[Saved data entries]
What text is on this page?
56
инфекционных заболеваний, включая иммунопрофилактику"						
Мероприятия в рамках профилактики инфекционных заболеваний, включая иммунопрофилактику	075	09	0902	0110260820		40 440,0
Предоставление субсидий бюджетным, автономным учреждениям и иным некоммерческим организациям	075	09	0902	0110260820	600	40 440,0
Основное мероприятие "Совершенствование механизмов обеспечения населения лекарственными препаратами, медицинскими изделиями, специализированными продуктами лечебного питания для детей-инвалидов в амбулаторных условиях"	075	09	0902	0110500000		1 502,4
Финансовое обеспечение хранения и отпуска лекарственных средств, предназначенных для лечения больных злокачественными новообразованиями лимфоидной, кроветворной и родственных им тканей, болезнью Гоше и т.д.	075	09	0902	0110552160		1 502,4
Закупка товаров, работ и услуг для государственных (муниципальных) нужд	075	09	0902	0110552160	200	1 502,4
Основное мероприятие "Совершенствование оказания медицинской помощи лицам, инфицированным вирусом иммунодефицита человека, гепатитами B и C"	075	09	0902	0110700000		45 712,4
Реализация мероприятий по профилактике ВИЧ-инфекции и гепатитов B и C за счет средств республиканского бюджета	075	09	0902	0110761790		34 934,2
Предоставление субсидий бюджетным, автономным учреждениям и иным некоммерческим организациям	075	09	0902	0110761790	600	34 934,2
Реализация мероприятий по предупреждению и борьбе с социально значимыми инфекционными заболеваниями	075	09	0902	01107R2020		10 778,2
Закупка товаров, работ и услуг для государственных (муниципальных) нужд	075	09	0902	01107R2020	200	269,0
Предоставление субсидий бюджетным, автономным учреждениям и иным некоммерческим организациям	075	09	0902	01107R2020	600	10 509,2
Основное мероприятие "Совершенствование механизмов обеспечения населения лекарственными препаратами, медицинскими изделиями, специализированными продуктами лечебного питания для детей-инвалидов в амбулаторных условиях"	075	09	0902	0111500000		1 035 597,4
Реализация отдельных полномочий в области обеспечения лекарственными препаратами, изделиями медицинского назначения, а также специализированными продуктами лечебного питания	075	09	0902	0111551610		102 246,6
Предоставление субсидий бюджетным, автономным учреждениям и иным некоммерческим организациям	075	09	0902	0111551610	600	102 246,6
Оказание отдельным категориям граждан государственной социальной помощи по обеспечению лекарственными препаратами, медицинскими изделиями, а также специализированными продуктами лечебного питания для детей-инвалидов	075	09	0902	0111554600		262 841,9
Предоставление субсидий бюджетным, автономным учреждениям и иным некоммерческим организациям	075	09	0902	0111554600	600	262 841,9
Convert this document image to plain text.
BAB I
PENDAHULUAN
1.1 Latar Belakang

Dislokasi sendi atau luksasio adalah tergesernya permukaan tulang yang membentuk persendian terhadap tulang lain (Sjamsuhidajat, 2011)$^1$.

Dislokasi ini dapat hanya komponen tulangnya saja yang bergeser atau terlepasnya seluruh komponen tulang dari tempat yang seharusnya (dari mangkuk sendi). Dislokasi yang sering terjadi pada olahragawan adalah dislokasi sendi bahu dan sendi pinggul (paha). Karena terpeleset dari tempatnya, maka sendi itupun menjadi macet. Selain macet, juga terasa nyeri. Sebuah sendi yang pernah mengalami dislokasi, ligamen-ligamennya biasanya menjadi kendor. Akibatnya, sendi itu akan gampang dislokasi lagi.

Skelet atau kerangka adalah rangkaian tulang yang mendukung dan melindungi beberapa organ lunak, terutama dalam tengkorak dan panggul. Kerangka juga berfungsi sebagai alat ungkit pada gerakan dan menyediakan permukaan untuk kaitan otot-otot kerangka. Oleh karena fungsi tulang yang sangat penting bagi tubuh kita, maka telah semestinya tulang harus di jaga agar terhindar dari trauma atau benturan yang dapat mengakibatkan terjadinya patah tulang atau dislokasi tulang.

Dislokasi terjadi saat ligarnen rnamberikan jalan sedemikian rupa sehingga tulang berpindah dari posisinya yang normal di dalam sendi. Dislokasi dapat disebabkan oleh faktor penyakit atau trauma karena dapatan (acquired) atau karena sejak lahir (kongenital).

## STATED TASK
All lines above with "амбулаторных" in them should be returned.

## WRITTEN REPLY
Основное мероприятие "Совершенствование механизмов обеспечения населения лекарственными препаратами, медицинскими изделиями, специализированными продуктами лечебного питания для детей-инвалидов в амбулаторных условиях"	075	09	0902	0110500000		1 502,4
Основное мероприятие "Совершенствование механизмов обеспечения населения лекарственными препаратами, медицинскими изделиями, специализированными продуктами лечебного питания для детей-инвалидов в амбулаторных условиях"	075	09	0902	0111500000		1 035 597,4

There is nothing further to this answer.